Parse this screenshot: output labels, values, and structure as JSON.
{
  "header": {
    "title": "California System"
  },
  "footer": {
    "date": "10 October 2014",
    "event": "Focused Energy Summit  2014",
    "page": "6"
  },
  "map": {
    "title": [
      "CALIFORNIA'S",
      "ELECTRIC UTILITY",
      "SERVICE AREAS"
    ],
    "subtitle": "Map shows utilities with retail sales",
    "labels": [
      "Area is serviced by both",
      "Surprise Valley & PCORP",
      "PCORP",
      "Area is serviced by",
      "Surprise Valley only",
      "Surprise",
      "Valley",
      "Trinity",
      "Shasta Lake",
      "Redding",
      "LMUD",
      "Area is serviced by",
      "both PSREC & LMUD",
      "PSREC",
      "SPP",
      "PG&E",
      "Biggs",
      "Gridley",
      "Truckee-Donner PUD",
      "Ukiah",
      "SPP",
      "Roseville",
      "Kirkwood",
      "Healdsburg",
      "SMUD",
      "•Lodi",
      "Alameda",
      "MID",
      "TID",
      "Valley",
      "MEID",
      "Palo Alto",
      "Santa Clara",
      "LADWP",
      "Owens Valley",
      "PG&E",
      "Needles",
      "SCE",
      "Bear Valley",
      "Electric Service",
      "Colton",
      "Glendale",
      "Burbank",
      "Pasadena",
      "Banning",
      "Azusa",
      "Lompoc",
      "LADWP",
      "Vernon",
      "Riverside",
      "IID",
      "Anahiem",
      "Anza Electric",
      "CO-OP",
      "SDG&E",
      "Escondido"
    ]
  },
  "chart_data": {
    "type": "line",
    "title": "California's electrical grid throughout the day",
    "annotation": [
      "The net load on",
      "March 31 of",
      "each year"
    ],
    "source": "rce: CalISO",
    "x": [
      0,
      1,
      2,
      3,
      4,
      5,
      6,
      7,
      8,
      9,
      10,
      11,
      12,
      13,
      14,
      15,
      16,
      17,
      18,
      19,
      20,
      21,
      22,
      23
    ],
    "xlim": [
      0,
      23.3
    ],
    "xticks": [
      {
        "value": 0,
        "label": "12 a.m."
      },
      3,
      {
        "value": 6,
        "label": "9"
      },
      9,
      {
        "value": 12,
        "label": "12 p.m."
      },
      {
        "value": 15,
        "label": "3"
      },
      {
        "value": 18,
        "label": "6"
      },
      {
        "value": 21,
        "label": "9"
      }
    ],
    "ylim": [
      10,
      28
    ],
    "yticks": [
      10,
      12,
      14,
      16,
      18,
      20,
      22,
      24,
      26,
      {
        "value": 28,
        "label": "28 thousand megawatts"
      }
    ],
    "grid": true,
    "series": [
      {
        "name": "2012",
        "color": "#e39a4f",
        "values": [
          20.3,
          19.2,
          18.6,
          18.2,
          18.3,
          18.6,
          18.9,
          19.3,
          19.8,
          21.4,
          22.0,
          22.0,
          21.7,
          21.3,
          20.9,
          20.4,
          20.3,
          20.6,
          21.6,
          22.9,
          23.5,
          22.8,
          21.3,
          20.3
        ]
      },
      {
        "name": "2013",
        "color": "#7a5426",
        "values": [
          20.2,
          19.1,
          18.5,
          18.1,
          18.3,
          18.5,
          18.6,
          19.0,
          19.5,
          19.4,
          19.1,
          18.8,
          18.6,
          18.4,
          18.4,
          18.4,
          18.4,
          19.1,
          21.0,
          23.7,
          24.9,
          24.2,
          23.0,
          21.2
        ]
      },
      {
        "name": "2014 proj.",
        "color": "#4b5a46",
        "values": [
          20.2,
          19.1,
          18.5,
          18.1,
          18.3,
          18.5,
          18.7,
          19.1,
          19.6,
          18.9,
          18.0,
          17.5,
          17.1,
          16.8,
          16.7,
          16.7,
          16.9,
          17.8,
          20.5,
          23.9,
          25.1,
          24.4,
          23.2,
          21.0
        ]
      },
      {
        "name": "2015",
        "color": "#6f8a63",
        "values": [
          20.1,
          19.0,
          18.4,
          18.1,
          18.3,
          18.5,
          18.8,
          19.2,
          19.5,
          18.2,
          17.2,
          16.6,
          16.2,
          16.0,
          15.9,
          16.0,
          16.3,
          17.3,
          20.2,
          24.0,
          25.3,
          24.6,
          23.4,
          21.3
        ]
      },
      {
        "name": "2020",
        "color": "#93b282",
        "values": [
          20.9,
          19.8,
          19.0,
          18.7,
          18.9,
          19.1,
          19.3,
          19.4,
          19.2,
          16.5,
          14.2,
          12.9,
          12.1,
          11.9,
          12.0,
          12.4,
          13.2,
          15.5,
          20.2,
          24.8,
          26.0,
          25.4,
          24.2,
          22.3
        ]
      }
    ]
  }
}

Problem to work on ▸
Of the lines in this listing, how many contain "both"? Reply with the number and nothing more.

Exercise response ▸
2